EXERCISE INPUT –

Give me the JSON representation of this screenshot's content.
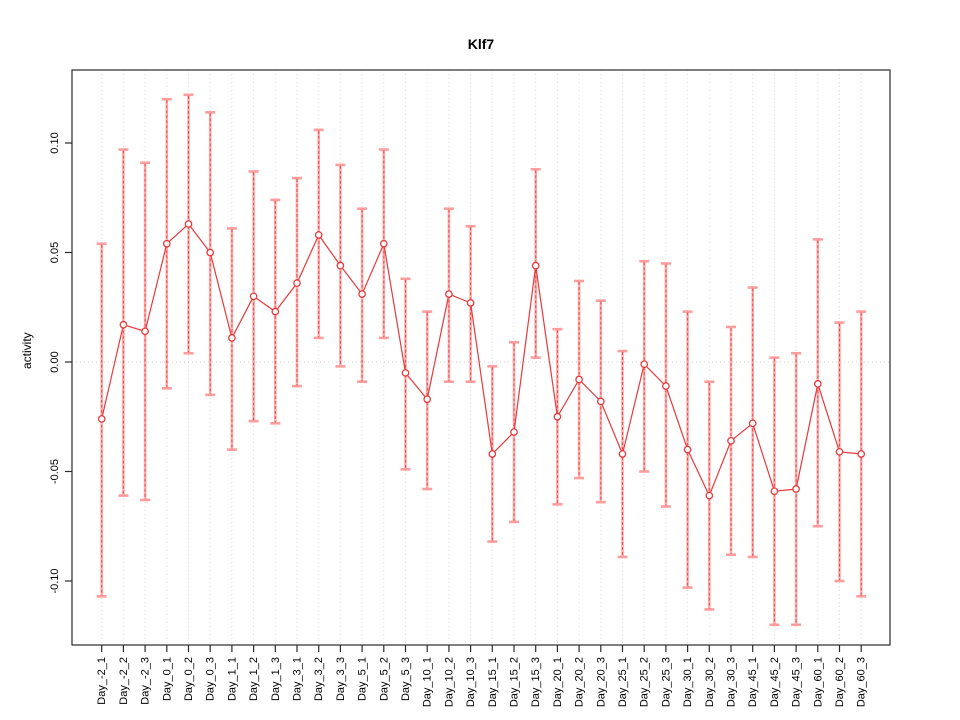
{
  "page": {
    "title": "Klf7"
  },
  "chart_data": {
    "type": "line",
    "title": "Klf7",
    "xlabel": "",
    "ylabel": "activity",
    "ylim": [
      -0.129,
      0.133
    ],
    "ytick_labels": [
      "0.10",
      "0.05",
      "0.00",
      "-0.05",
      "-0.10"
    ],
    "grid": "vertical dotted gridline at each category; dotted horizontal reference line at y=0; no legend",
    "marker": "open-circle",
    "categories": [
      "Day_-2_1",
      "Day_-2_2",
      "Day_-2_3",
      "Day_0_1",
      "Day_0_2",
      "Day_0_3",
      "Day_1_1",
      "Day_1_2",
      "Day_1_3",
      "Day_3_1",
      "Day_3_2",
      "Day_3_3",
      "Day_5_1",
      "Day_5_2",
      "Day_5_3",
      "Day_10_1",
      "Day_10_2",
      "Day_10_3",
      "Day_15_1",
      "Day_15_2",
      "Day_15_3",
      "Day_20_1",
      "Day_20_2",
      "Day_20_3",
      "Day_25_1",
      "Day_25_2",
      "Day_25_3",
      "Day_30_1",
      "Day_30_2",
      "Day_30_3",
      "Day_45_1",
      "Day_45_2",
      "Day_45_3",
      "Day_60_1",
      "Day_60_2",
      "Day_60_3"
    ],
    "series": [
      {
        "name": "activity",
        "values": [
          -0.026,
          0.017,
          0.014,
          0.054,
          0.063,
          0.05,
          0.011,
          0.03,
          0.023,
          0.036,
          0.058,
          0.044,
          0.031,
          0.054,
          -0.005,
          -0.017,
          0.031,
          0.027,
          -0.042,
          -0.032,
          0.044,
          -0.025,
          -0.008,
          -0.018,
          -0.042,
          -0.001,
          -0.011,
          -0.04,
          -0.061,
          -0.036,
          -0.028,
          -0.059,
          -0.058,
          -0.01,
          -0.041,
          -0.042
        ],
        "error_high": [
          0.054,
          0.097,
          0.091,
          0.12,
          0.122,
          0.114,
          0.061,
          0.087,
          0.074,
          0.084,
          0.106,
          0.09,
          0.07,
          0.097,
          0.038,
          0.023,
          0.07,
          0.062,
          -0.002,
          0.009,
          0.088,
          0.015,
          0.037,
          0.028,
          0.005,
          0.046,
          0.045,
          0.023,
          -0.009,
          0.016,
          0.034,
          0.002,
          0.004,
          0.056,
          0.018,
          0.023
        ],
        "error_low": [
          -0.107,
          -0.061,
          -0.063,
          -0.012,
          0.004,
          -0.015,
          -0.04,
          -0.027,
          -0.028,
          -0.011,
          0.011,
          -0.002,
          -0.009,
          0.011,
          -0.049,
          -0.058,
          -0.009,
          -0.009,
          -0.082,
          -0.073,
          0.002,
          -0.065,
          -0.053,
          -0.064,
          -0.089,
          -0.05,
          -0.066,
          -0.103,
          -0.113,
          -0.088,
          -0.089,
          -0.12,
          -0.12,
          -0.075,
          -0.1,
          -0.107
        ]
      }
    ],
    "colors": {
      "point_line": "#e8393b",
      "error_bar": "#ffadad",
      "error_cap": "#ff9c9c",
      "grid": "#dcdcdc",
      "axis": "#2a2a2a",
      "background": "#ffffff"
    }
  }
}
---
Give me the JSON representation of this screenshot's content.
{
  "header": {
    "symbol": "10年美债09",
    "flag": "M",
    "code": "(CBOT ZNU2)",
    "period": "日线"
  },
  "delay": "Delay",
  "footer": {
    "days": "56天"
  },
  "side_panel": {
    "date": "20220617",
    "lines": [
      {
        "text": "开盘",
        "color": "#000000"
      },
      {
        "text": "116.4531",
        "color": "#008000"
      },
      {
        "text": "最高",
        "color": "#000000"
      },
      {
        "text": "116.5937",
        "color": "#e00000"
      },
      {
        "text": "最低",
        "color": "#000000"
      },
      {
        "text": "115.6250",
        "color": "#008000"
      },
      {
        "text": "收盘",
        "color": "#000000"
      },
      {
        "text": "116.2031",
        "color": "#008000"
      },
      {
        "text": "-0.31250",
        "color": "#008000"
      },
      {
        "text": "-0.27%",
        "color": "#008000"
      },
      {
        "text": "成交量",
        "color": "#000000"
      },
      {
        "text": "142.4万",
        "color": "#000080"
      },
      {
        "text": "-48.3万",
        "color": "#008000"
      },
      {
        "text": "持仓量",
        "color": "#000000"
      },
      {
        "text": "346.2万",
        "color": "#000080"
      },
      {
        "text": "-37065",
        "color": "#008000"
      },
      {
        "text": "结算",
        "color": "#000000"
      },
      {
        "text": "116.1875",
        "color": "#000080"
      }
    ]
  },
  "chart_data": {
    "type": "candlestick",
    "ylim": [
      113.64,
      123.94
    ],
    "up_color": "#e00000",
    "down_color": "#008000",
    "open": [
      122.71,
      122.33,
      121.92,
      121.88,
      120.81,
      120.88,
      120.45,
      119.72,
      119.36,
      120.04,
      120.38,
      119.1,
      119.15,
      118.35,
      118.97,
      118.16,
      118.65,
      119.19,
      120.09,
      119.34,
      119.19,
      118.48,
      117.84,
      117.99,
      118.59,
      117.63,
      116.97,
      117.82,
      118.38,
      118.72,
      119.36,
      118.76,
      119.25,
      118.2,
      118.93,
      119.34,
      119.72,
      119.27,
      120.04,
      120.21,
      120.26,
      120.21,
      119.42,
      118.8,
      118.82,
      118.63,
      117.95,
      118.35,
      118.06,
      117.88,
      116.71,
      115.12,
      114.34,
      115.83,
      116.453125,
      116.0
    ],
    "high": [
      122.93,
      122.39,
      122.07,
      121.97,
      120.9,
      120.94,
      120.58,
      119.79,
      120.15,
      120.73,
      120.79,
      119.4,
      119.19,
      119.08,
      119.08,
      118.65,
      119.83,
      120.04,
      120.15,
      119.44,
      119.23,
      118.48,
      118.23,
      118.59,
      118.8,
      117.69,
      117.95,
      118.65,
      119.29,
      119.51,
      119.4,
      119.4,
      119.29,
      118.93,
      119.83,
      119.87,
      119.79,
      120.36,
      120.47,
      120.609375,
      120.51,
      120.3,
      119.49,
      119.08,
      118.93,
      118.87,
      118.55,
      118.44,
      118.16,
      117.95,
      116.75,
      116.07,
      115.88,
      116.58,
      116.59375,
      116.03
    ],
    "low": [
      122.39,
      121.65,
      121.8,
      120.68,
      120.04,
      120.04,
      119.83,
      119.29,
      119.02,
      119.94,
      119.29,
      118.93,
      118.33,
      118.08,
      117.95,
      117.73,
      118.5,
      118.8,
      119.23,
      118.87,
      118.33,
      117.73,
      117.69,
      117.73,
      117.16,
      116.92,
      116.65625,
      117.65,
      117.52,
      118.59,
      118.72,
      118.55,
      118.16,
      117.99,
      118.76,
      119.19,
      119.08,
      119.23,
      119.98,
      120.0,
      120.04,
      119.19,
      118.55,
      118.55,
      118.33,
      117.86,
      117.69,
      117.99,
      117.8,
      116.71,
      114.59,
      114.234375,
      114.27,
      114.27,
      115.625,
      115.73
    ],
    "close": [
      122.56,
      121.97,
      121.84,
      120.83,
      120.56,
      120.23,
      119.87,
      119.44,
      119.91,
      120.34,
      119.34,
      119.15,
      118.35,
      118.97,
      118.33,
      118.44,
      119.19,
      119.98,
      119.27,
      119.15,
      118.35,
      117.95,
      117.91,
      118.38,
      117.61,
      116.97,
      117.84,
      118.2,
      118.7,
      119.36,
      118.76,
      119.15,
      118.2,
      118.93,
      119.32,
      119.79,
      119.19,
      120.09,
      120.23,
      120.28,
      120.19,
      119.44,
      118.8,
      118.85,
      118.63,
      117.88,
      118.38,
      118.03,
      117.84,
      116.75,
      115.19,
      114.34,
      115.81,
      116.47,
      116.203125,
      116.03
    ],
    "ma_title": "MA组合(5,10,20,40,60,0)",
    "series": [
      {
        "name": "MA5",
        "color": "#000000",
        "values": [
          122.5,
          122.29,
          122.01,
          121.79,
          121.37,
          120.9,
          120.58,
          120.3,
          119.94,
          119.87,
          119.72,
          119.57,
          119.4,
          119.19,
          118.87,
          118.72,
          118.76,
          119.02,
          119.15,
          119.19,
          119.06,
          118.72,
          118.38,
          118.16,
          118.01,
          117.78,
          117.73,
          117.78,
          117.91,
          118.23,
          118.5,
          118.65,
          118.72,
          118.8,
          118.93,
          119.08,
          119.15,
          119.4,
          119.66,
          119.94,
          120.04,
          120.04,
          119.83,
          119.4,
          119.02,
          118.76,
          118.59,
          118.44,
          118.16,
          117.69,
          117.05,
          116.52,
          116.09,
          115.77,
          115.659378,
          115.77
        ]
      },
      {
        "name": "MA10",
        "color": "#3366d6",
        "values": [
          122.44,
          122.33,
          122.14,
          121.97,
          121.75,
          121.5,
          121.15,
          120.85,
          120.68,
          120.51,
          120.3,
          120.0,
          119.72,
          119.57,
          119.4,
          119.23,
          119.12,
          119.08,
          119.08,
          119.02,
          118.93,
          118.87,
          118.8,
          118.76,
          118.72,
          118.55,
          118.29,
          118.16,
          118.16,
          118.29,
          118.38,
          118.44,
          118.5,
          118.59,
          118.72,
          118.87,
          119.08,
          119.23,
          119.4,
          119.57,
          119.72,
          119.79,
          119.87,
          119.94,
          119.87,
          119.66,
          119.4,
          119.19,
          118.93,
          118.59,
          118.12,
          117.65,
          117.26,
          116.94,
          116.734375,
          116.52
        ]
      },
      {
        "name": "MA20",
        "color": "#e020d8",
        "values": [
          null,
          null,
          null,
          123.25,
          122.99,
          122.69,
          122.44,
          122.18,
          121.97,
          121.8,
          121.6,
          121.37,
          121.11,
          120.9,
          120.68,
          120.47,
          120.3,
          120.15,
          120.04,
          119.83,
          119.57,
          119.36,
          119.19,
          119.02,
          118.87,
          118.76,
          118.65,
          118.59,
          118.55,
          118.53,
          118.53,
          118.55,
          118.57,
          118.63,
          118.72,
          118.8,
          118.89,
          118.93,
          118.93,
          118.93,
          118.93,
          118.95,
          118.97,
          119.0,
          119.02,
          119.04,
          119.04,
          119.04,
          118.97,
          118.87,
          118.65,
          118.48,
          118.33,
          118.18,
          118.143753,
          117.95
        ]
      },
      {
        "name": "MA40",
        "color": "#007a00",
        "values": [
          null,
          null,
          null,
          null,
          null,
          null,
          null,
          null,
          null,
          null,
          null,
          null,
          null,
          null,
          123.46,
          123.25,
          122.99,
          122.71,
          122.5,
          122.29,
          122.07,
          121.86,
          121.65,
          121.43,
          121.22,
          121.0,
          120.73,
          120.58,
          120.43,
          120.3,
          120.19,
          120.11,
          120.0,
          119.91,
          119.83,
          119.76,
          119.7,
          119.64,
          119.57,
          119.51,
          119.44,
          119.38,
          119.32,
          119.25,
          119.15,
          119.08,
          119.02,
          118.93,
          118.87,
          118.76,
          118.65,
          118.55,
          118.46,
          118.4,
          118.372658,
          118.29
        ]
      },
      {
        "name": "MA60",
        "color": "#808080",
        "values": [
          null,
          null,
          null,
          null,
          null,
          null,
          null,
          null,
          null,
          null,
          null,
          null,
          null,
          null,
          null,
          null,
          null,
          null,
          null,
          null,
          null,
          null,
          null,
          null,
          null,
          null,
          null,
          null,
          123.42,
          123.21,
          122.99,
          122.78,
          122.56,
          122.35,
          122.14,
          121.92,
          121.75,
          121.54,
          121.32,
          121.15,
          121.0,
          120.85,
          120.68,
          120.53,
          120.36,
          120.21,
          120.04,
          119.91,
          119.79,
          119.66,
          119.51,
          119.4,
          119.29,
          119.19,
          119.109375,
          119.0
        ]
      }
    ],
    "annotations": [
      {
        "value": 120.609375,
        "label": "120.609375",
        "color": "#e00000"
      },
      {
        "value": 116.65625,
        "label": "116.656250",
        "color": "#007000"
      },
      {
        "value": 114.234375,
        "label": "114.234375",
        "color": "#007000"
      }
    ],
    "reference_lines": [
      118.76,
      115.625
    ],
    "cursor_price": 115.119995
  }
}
--
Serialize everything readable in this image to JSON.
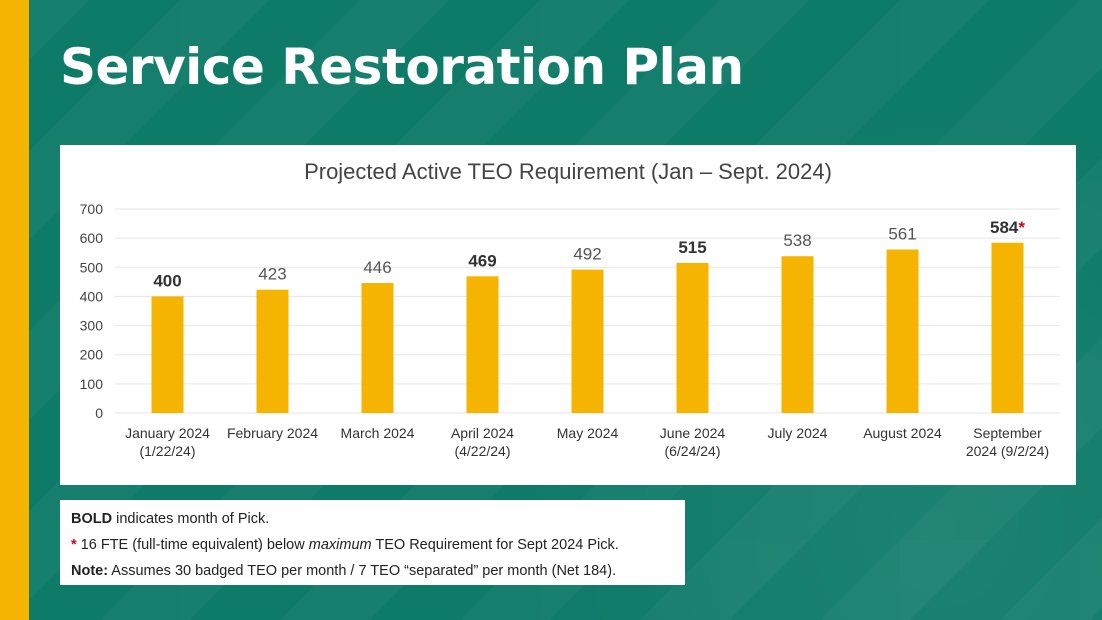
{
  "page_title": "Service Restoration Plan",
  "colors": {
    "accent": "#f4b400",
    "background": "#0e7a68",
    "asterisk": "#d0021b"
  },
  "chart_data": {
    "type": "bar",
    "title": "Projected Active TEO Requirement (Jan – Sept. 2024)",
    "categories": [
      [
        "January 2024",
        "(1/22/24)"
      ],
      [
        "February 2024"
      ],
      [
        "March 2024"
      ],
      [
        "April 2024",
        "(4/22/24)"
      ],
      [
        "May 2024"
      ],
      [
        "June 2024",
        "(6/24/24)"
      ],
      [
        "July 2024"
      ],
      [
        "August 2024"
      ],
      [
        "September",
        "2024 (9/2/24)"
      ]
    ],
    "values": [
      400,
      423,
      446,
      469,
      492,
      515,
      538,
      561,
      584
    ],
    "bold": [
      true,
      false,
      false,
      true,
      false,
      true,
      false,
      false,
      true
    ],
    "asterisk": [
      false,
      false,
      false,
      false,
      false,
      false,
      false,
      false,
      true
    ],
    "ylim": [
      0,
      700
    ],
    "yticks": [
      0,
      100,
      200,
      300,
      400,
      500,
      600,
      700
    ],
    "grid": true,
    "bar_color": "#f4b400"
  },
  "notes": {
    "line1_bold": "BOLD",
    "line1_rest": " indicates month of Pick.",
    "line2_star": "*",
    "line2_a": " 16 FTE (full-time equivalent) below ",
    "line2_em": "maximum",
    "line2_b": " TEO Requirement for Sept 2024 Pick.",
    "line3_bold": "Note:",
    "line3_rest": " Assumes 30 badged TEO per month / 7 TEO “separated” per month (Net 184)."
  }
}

GOAL OF THE EXERCISE –
Every line of the records that includes the word "Pick" should be gathered.

THE ANSWER –
    "line1_rest": " indicates month of Pick.",
    "line2_b": " TEO Requirement for Sept 2024 Pick.",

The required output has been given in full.